For every line in the records that has the word "superintendents", make a copy.

[start]

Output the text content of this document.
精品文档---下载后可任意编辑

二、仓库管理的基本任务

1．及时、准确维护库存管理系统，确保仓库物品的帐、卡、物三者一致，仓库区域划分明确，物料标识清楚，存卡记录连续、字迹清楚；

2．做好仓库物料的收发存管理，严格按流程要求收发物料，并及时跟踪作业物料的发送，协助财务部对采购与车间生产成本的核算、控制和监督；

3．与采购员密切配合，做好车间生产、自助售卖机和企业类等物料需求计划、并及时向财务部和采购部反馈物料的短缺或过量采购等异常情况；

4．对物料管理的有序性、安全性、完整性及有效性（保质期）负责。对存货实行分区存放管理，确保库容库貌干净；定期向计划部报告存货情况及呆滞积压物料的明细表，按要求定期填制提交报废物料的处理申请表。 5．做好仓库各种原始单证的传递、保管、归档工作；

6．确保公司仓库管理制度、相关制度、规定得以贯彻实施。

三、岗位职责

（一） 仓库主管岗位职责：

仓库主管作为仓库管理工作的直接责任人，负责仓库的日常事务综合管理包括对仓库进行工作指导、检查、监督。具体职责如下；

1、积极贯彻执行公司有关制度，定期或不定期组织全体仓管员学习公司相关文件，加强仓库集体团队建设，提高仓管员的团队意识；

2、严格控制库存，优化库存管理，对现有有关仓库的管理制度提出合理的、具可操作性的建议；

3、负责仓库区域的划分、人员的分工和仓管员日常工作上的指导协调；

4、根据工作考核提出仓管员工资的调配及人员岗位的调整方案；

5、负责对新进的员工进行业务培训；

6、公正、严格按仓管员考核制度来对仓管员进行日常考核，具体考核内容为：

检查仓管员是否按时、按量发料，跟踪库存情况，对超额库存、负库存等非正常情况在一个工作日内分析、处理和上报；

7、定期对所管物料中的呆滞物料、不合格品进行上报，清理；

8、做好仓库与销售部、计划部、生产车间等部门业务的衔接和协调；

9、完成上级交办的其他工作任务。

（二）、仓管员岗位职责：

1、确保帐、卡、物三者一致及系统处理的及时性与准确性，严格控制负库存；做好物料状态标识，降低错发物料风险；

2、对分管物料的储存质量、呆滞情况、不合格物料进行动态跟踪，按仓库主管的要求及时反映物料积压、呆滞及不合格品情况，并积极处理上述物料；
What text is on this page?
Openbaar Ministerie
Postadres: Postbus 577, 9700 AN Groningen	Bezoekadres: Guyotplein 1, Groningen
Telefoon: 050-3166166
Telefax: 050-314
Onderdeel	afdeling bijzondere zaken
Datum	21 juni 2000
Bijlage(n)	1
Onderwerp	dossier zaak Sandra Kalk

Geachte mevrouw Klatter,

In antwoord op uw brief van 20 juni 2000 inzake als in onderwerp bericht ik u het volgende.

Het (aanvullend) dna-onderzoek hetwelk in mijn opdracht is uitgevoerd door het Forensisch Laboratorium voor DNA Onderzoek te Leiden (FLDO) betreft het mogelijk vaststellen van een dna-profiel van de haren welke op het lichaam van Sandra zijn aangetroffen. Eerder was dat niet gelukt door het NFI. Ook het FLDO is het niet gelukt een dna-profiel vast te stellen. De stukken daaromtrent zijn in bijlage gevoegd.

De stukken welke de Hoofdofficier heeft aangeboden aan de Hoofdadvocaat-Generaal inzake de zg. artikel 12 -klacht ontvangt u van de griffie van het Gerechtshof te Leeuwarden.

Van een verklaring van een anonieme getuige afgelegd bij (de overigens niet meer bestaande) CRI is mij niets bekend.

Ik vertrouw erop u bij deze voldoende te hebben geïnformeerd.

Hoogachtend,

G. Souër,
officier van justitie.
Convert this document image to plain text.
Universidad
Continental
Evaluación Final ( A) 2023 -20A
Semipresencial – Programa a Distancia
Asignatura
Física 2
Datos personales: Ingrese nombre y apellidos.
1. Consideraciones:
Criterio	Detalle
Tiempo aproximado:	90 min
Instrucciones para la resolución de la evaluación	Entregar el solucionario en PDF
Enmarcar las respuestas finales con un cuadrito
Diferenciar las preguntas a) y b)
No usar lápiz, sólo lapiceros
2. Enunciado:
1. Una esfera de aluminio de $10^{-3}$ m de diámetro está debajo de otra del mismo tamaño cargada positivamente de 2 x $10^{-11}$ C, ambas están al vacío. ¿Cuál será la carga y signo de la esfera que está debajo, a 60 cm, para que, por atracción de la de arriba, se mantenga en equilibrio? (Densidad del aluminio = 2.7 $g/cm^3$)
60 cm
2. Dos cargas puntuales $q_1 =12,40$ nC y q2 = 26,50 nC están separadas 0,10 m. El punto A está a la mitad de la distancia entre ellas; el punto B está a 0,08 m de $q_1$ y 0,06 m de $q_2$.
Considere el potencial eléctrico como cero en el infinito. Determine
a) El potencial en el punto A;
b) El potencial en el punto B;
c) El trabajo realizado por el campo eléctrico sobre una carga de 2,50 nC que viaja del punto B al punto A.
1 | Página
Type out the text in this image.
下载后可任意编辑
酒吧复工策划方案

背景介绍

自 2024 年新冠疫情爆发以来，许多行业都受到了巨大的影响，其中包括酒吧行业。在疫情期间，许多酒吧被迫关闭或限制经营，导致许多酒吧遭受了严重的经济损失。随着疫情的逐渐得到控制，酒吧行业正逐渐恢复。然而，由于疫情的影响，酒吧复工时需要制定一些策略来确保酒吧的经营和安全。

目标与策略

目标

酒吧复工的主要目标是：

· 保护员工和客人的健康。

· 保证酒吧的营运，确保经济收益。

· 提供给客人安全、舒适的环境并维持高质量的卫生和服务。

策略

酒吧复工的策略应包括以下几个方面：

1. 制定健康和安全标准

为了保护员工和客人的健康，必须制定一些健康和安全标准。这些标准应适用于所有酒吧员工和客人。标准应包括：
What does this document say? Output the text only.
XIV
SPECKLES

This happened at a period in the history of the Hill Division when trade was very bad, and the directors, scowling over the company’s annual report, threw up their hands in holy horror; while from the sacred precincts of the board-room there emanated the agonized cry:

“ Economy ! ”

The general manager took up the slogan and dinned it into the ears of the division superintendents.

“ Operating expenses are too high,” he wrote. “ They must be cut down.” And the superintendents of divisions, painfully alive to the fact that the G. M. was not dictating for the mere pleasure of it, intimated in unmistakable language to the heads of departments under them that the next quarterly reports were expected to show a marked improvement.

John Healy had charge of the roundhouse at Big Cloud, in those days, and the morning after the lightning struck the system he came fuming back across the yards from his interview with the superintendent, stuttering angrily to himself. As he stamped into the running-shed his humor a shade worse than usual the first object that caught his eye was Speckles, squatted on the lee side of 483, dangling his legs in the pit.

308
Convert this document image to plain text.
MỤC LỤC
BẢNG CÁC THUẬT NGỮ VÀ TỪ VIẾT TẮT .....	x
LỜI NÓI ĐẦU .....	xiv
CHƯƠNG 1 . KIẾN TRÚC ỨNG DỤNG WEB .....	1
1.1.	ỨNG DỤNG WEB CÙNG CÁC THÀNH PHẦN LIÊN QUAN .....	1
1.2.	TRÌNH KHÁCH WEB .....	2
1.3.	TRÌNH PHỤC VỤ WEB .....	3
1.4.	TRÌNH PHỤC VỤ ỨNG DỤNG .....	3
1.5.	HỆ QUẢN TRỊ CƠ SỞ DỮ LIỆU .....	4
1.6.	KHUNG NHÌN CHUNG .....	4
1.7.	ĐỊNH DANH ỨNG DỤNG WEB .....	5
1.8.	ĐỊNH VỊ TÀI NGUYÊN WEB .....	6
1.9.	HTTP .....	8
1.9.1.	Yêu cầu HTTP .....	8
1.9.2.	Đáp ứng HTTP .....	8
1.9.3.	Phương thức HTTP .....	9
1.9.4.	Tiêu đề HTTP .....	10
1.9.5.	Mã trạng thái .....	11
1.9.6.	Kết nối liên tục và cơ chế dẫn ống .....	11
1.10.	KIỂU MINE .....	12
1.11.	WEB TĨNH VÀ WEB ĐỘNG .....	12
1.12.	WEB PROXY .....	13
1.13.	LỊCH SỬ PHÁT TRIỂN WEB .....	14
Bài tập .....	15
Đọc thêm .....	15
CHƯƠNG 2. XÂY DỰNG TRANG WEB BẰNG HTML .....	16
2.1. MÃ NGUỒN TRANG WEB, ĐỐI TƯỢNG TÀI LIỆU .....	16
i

[end]

> **Written response**
The general manager took up the slogan and dinned it into the ears of the division superintendents.
“ Operating expenses are too high,” he wrote. “ They must be cut down.” And the superintendents of divisions, painfully alive to the fact that the G. M. was not dictating for the mere pleasure of it, intimated in unmistakable language to the heads of departments under them that the next quarterly reports were expected to show a marked improvement.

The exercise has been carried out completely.